Dataset listings of figures
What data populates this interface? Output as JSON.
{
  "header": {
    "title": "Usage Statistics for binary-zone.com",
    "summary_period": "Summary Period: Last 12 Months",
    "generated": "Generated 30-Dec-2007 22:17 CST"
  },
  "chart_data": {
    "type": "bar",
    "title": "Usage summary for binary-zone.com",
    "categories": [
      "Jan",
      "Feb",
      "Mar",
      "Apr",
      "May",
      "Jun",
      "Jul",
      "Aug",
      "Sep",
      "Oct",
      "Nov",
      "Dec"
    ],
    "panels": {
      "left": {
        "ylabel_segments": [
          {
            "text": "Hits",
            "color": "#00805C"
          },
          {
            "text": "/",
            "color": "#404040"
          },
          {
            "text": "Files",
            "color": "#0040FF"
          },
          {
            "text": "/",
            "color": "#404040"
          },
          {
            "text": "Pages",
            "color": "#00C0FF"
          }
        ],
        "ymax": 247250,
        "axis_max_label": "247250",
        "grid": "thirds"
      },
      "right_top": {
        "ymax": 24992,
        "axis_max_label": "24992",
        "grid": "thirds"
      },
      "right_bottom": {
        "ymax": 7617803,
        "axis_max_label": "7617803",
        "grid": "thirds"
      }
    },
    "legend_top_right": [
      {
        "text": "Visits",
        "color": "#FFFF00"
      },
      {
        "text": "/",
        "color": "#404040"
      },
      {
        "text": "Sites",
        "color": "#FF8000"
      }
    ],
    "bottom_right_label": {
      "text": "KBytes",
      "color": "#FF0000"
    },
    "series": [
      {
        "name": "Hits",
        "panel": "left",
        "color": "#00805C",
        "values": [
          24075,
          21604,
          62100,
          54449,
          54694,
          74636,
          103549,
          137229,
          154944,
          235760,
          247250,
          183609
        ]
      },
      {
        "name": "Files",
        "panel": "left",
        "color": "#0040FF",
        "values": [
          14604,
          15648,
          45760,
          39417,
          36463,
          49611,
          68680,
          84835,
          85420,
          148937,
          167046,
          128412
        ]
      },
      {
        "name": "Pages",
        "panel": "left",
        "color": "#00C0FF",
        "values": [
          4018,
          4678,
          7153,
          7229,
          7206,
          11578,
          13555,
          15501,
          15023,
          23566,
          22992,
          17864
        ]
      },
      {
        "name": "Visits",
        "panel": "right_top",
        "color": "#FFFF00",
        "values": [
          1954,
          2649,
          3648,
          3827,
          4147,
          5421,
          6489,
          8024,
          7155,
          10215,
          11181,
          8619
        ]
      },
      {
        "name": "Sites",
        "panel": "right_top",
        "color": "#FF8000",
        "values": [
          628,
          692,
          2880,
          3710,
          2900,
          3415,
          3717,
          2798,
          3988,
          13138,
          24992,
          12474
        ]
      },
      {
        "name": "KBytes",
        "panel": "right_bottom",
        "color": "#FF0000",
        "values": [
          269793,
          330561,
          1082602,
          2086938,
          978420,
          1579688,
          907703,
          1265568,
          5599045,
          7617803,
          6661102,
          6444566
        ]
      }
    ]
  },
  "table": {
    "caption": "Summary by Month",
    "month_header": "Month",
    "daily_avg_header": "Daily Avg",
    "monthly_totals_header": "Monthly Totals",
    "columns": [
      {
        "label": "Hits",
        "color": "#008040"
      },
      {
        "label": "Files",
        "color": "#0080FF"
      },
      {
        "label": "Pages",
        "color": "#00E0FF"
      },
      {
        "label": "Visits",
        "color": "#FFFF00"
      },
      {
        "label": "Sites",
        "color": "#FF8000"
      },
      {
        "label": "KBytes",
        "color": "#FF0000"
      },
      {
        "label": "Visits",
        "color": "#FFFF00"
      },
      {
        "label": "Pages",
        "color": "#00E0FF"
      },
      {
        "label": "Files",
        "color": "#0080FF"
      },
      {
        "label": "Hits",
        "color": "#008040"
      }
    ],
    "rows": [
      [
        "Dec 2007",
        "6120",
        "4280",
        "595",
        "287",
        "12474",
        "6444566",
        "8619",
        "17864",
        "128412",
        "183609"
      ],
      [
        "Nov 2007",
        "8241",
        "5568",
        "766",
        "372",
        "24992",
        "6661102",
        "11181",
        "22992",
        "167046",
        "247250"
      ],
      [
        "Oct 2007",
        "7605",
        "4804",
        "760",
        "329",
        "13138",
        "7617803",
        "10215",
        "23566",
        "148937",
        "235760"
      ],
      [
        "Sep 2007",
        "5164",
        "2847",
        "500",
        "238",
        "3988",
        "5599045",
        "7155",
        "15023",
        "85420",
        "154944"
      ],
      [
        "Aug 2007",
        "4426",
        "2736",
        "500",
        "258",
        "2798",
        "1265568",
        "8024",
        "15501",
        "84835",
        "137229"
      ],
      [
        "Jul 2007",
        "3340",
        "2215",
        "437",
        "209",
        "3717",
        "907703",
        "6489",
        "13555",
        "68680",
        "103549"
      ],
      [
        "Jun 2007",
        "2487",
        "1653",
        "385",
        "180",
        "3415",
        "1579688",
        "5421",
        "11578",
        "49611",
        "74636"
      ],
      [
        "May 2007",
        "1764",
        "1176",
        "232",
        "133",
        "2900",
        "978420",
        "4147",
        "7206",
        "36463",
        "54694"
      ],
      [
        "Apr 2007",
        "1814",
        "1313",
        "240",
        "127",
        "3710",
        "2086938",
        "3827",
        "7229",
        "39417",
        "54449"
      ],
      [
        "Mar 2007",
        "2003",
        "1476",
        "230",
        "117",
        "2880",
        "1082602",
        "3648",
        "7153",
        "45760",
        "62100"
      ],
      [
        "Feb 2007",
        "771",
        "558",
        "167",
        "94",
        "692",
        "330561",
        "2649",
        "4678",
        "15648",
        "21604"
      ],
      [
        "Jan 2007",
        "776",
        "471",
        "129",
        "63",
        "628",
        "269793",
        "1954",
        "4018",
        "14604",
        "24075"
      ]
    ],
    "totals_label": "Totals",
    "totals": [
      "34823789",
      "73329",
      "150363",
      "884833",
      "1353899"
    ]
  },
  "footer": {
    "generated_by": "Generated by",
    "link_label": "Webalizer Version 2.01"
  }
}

** The task **
From the entries above, copy every line containing the word "Visits".

** Output of the exercise **
        "text": "Visits",
        "name": "Visits",
        "label": "Visits",
        "label": "Visits",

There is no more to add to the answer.